[BEGIN Exercise inputs]

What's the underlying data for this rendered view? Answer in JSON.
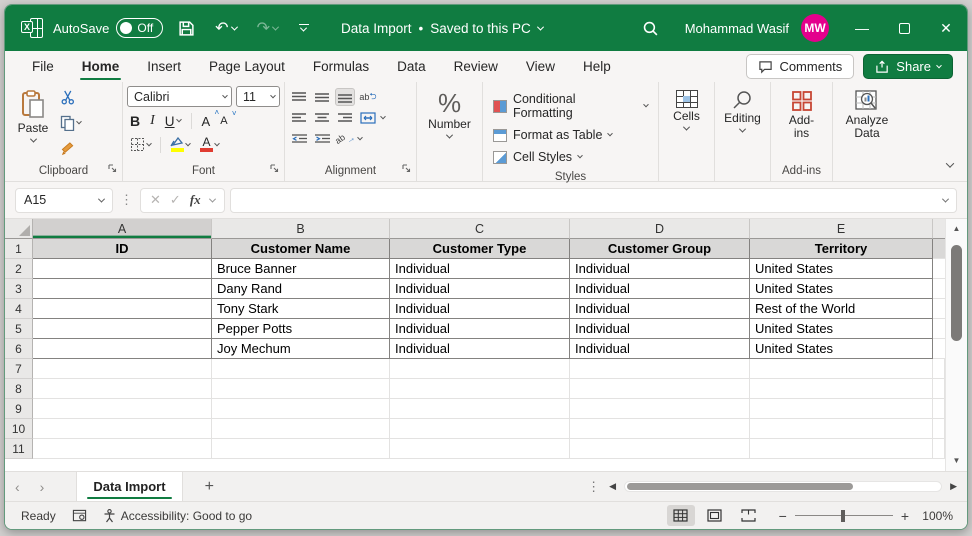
{
  "titlebar": {
    "autosave_label": "AutoSave",
    "autosave_state": "Off",
    "doc_title": "Data Import",
    "doc_sep": "•",
    "doc_status": "Saved to this PC",
    "user_name": "Mohammad Wasif",
    "user_initials": "MW"
  },
  "menu_tabs": [
    "File",
    "Home",
    "Insert",
    "Page Layout",
    "Formulas",
    "Data",
    "Review",
    "View",
    "Help"
  ],
  "active_tab": "Home",
  "top_right": {
    "comments": "Comments",
    "share": "Share"
  },
  "ribbon": {
    "paste": "Paste",
    "font_name": "Calibri",
    "font_size": "11",
    "number": "Number",
    "styles": [
      "Conditional Formatting",
      "Format as Table",
      "Cell Styles"
    ],
    "cells": "Cells",
    "editing": "Editing",
    "addins": "Add-ins",
    "analyze": "Analyze Data",
    "groups": {
      "clipboard": "Clipboard",
      "font": "Font",
      "alignment": "Alignment",
      "styles": "Styles",
      "addins": "Add-ins"
    }
  },
  "formula_bar": {
    "name_box": "A15",
    "formula": ""
  },
  "grid": {
    "columns": [
      "A",
      "B",
      "C",
      "D",
      "E"
    ],
    "selected_column": "A",
    "rows": [
      {
        "n": 1,
        "header": true,
        "cells": [
          "ID",
          "Customer Name",
          "Customer Type",
          "Customer Group",
          "Territory"
        ]
      },
      {
        "n": 2,
        "header": false,
        "cells": [
          "",
          "Bruce Banner",
          "Individual",
          "Individual",
          "United States"
        ]
      },
      {
        "n": 3,
        "header": false,
        "cells": [
          "",
          "Dany Rand",
          "Individual",
          "Individual",
          "United States"
        ]
      },
      {
        "n": 4,
        "header": false,
        "cells": [
          "",
          "Tony Stark",
          "Individual",
          "Individual",
          "Rest of the World"
        ]
      },
      {
        "n": 5,
        "header": false,
        "cells": [
          "",
          "Pepper Potts",
          "Individual",
          "Individual",
          "United States"
        ]
      },
      {
        "n": 6,
        "header": false,
        "cells": [
          "",
          "Joy Mechum",
          "Individual",
          "Individual",
          "United States"
        ]
      },
      {
        "n": 7,
        "header": false,
        "cells": [
          "",
          "",
          "",
          "",
          ""
        ]
      },
      {
        "n": 8,
        "header": false,
        "cells": [
          "",
          "",
          "",
          "",
          ""
        ]
      },
      {
        "n": 9,
        "header": false,
        "cells": [
          "",
          "",
          "",
          "",
          ""
        ]
      },
      {
        "n": 10,
        "header": false,
        "cells": [
          "",
          "",
          "",
          "",
          ""
        ]
      },
      {
        "n": 11,
        "header": false,
        "cells": [
          "",
          "",
          "",
          "",
          ""
        ]
      }
    ]
  },
  "sheet_bar": {
    "active_sheet": "Data Import"
  },
  "status_bar": {
    "ready": "Ready",
    "accessibility": "Accessibility: Good to go",
    "zoom_level": "100%"
  },
  "icons": {
    "minimize": "—",
    "close": "✕",
    "undo": "↶",
    "redo": "↷",
    "cancel": "✕",
    "enter": "✓",
    "fx": "fx",
    "percent": "%",
    "bold": "B",
    "italic": "I",
    "underline": "U",
    "font_letter": "A",
    "wrap_ab": "ab",
    "sheet_prev": "‹",
    "sheet_next": "›",
    "add_sheet": "+",
    "dots": "⋮",
    "left": "◀",
    "right": "▶",
    "up": "▲",
    "down": "▼",
    "zoom_out": "−",
    "zoom_in": "+"
  },
  "colors": {
    "accent_green": "#107C41",
    "avatar_pink": "#E3008C",
    "fill_yellow": "#ffff00",
    "font_red": "#e03c31"
  }
}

[END Exercise inputs]

_Problem statement_. Pictures in the records above should not be copied. Repeat everything else exactly.

_Problem solution_.
What's the underlying data for this rendered view? Answer in JSON.
{
  "titlebar": {
    "autosave_label": "AutoSave",
    "autosave_state": "Off",
    "doc_title": "Data Import",
    "doc_sep": "•",
    "doc_status": "Saved to this PC",
    "user_name": "Mohammad Wasif",
    "user_initials": "MW"
  },
  "menu_tabs": [
    "File",
    "Home",
    "Insert",
    "Page Layout",
    "Formulas",
    "Data",
    "Review",
    "View",
    "Help"
  ],
  "active_tab": "Home",
  "top_right": {
    "comments": "Comments",
    "share": "Share"
  },
  "ribbon": {
    "paste": "Paste",
    "font_name": "Calibri",
    "font_size": "11",
    "number": "Number",
    "styles": [
      "Conditional Formatting",
      "Format as Table",
      "Cell Styles"
    ],
    "cells": "Cells",
    "editing": "Editing",
    "addins": "Add-ins",
    "analyze": "Analyze Data",
    "groups": {
      "clipboard": "Clipboard",
      "font": "Font",
      "alignment": "Alignment",
      "styles": "Styles",
      "addins": "Add-ins"
    }
  },
  "formula_bar": {
    "name_box": "A15",
    "formula": ""
  },
  "grid": {
    "columns": [
      "A",
      "B",
      "C",
      "D",
      "E"
    ],
    "selected_column": "A",
    "rows": [
      {
        "n": 1,
        "header": true,
        "cells": [
          "ID",
          "Customer Name",
          "Customer Type",
          "Customer Group",
          "Territory"
        ]
      },
      {
        "n": 2,
        "header": false,
        "cells": [
          "",
          "Bruce Banner",
          "Individual",
          "Individual",
          "United States"
        ]
      },
      {
        "n": 3,
        "header": false,
        "cells": [
          "",
          "Dany Rand",
          "Individual",
          "Individual",
          "United States"
        ]
      },
      {
        "n": 4,
        "header": false,
        "cells": [
          "",
          "Tony Stark",
          "Individual",
          "Individual",
          "Rest of the World"
        ]
      },
      {
        "n": 5,
        "header": false,
        "cells": [
          "",
          "Pepper Potts",
          "Individual",
          "Individual",
          "United States"
        ]
      },
      {
        "n": 6,
        "header": false,
        "cells": [
          "",
          "Joy Mechum",
          "Individual",
          "Individual",
          "United States"
        ]
      },
      {
        "n": 7,
        "header": false,
        "cells": [
          "",
          "",
          "",
          "",
          ""
        ]
      },
      {
        "n": 8,
        "header": false,
        "cells": [
          "",
          "",
          "",
          "",
          ""
        ]
      },
      {
        "n": 9,
        "header": false,
        "cells": [
          "",
          "",
          "",
          "",
          ""
        ]
      },
      {
        "n": 10,
        "header": false,
        "cells": [
          "",
          "",
          "",
          "",
          ""
        ]
      },
      {
        "n": 11,
        "header": false,
        "cells": [
          "",
          "",
          "",
          "",
          ""
        ]
      }
    ]
  },
  "sheet_bar": {
    "active_sheet": "Data Import"
  },
  "status_bar": {
    "ready": "Ready",
    "accessibility": "Accessibility: Good to go",
    "zoom_level": "100%"
  },
  "icons": {
    "minimize": "—",
    "close": "✕",
    "undo": "↶",
    "redo": "↷",
    "cancel": "✕",
    "enter": "✓",
    "fx": "fx",
    "percent": "%",
    "bold": "B",
    "italic": "I",
    "underline": "U",
    "font_letter": "A",
    "wrap_ab": "ab",
    "sheet_prev": "‹",
    "sheet_next": "›",
    "add_sheet": "+",
    "dots": "⋮",
    "left": "◀",
    "right": "▶",
    "up": "▲",
    "down": "▼",
    "zoom_out": "−",
    "zoom_in": "+"
  },
  "colors": {
    "accent_green": "#107C41",
    "avatar_pink": "#E3008C",
    "fill_yellow": "#ffff00",
    "font_red": "#e03c31"
  }
}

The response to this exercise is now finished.